--- Begin The input ---

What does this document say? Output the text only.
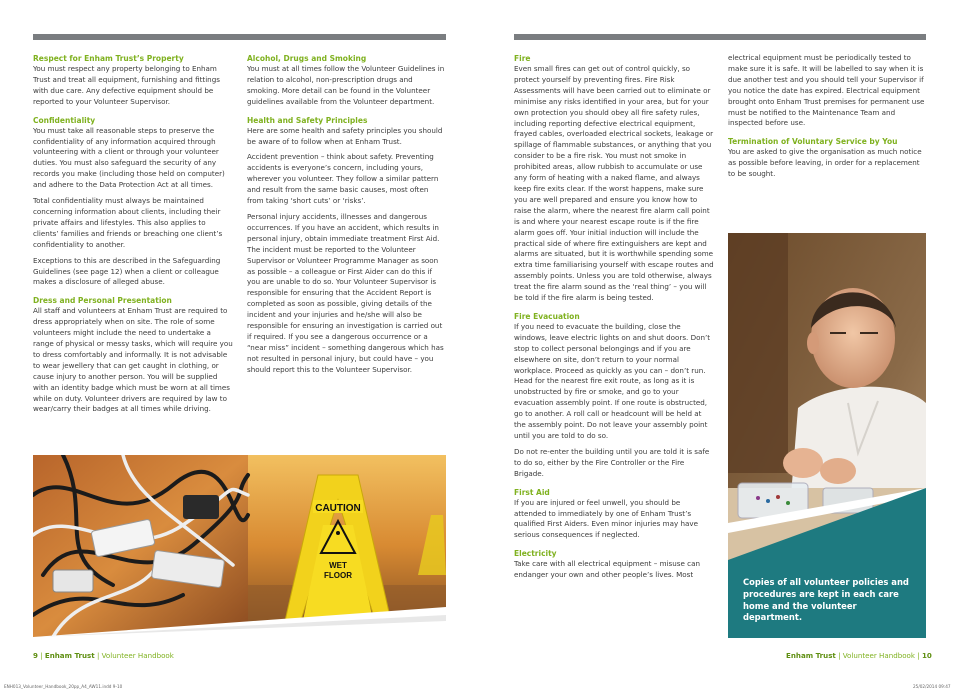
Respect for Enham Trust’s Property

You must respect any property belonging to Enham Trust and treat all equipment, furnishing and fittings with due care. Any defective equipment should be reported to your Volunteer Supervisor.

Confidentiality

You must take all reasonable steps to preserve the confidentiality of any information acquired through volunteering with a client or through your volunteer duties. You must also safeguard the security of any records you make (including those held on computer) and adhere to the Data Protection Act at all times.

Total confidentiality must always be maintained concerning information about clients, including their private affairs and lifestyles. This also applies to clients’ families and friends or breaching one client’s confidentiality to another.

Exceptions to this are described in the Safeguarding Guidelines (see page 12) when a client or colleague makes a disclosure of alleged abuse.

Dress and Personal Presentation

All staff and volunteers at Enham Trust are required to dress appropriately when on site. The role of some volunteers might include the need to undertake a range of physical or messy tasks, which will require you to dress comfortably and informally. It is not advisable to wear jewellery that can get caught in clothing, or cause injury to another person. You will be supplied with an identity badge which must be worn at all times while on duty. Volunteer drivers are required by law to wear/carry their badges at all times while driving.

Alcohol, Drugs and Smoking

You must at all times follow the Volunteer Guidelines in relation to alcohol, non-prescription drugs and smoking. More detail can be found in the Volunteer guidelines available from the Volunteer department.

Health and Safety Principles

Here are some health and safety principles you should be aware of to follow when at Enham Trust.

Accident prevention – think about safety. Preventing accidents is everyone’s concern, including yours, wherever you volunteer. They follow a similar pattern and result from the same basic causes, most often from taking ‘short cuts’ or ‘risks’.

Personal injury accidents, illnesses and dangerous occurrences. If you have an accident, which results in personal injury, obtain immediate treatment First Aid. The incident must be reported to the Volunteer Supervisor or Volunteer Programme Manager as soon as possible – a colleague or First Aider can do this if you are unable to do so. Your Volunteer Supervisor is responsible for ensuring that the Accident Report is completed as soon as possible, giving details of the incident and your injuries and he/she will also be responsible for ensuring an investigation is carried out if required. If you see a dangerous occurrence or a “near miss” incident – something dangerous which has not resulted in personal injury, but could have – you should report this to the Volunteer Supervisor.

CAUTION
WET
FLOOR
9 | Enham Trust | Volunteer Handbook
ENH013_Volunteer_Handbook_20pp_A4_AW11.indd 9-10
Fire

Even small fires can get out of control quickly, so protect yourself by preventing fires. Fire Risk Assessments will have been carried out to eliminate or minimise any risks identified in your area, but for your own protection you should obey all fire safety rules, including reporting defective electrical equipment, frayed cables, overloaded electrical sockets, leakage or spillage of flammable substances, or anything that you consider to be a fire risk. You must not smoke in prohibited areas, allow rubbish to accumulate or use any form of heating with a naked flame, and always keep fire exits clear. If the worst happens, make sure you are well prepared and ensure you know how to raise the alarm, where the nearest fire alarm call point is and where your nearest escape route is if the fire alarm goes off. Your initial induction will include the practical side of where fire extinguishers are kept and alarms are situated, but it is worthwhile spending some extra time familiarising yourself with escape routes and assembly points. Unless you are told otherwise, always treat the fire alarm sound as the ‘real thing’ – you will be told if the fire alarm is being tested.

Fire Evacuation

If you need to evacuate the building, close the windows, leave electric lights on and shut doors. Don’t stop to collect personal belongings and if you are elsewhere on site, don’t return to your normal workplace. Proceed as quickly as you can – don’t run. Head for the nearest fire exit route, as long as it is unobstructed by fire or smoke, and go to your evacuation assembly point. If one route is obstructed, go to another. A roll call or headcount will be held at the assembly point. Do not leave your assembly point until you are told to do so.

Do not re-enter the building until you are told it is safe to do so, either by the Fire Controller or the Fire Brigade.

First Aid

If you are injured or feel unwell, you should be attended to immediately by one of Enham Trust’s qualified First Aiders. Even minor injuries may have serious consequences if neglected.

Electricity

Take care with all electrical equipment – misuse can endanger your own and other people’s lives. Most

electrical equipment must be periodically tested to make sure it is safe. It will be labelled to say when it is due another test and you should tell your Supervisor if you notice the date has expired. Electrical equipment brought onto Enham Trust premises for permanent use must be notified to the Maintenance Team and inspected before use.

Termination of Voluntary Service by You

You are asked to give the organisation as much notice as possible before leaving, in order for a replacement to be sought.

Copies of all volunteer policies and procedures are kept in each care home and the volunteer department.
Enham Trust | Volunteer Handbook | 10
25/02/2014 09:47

--- End The input ---
--- Begin The input ---

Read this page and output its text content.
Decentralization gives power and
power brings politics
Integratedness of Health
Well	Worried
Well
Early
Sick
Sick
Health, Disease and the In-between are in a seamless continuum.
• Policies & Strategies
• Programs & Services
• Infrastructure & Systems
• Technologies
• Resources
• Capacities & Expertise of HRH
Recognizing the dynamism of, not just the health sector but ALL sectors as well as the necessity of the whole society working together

--- End The input ---

Search the entries for the string "department" and collect each line that has it.

* _Output below_
You must at all times follow the Volunteer Guidelines in relation to alcohol, non-prescription drugs and smoking. More detail can be found in the Volunteer guidelines available from the Volunteer department.
Copies of all volunteer policies and procedures are kept in each care home and the volunteer department.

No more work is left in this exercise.